■ Listed records ■
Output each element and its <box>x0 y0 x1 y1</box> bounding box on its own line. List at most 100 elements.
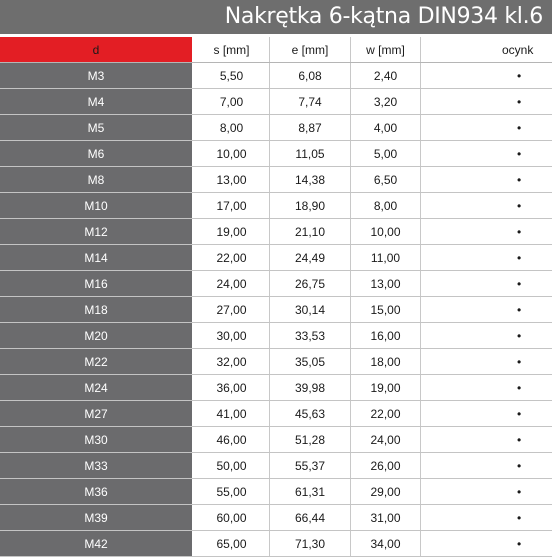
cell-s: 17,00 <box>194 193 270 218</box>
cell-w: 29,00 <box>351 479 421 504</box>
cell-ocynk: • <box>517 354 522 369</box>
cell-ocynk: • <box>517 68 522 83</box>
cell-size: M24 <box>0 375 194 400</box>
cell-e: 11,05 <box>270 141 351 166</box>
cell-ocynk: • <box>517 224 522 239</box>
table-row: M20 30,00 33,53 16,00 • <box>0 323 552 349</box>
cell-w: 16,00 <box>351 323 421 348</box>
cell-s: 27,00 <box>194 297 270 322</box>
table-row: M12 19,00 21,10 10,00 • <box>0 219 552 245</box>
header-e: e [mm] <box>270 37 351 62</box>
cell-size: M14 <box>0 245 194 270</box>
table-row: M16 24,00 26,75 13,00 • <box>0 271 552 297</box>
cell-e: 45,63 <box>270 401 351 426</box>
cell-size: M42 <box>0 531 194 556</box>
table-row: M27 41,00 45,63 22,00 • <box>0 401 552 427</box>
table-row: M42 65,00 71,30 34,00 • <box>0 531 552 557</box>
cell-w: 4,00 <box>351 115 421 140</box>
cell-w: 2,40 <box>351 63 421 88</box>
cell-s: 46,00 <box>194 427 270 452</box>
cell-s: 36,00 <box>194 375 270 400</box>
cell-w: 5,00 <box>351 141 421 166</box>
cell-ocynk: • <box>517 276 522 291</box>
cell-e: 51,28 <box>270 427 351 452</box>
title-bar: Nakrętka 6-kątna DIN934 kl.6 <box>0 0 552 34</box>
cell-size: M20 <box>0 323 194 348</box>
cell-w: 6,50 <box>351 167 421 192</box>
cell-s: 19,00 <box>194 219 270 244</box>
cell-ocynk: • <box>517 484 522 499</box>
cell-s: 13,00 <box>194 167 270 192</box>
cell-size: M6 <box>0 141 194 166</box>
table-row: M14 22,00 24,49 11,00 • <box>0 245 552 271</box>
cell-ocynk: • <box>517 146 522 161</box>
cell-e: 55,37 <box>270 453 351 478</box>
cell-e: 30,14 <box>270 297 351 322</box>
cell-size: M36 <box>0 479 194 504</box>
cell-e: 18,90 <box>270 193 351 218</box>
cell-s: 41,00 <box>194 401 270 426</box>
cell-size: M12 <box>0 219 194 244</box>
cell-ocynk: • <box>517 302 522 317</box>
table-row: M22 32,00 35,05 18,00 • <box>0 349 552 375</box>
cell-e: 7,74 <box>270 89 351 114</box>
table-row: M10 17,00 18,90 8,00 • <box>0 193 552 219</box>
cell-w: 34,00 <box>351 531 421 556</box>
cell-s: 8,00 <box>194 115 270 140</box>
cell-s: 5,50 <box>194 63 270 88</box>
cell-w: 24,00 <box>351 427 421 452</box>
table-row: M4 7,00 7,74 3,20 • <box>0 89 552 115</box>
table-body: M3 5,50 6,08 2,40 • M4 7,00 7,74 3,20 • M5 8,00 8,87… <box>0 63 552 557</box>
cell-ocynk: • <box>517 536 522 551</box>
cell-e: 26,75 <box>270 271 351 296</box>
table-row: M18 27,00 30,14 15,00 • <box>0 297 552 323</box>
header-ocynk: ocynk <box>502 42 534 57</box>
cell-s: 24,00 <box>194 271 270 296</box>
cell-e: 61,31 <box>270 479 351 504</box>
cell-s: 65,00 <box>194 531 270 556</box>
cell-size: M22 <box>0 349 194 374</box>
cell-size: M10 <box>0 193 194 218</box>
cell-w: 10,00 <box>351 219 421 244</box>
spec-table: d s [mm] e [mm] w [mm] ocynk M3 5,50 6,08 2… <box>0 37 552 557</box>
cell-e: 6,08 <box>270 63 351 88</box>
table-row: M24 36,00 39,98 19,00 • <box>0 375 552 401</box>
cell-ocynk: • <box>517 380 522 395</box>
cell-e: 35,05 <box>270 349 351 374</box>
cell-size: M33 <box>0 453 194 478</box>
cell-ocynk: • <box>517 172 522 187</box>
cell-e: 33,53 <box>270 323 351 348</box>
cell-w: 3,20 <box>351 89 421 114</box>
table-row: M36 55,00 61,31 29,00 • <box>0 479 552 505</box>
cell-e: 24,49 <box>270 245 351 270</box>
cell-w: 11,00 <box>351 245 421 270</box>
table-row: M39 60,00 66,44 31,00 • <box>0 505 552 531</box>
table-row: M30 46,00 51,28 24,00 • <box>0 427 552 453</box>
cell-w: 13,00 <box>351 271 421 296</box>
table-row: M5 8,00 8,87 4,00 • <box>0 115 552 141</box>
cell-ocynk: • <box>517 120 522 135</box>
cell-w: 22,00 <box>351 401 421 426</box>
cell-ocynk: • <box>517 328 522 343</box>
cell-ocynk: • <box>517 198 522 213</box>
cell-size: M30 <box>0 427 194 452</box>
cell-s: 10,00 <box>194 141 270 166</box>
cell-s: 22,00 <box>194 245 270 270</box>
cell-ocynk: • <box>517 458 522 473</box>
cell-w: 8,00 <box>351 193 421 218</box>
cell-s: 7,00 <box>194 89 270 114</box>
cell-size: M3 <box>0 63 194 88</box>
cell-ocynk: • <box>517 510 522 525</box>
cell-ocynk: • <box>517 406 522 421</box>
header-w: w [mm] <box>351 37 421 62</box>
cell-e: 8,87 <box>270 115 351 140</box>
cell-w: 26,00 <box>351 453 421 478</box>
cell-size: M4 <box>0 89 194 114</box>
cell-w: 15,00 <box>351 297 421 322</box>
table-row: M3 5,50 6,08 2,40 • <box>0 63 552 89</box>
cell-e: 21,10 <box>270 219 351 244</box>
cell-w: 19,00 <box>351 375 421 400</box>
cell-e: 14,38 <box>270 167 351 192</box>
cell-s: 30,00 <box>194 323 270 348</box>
* * *
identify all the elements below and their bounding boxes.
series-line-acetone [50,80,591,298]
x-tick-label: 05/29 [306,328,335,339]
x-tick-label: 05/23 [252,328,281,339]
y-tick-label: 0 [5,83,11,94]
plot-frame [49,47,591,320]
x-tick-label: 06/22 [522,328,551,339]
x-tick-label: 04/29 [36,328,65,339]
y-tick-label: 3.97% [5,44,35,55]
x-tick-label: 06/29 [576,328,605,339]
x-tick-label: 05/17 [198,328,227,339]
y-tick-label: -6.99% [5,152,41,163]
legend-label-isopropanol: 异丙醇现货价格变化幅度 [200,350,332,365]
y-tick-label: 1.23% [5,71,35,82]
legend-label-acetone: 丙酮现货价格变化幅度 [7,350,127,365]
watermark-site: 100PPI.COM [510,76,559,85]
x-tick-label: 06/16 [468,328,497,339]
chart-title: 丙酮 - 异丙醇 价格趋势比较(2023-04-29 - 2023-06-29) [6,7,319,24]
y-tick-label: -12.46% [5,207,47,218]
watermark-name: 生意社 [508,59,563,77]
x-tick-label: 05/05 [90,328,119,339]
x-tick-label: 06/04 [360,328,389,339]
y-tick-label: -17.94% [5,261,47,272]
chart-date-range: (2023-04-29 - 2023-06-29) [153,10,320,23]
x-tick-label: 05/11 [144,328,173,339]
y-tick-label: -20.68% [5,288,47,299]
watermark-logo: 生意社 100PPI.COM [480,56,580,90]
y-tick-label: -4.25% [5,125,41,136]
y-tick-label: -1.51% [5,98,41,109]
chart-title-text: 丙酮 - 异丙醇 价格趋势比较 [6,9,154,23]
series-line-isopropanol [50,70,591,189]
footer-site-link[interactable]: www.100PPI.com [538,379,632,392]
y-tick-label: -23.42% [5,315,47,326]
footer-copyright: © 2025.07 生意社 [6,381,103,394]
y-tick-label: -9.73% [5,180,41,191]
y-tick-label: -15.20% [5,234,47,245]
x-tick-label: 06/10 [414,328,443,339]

■ Directive ■
Return every row above, unchanged, starting at the one containing "identify all the" and going down through the one containing "x-tick-label: 06/22 [522,328,551,339]", both of those rows included.

■ The reply ■
identify all the elements below and their bounding boxes.
series-line-acetone [50,80,591,298]
x-tick-label: 05/29 [306,328,335,339]
x-tick-label: 05/23 [252,328,281,339]
y-tick-label: 0 [5,83,11,94]
plot-frame [49,47,591,320]
x-tick-label: 06/22 [522,328,551,339]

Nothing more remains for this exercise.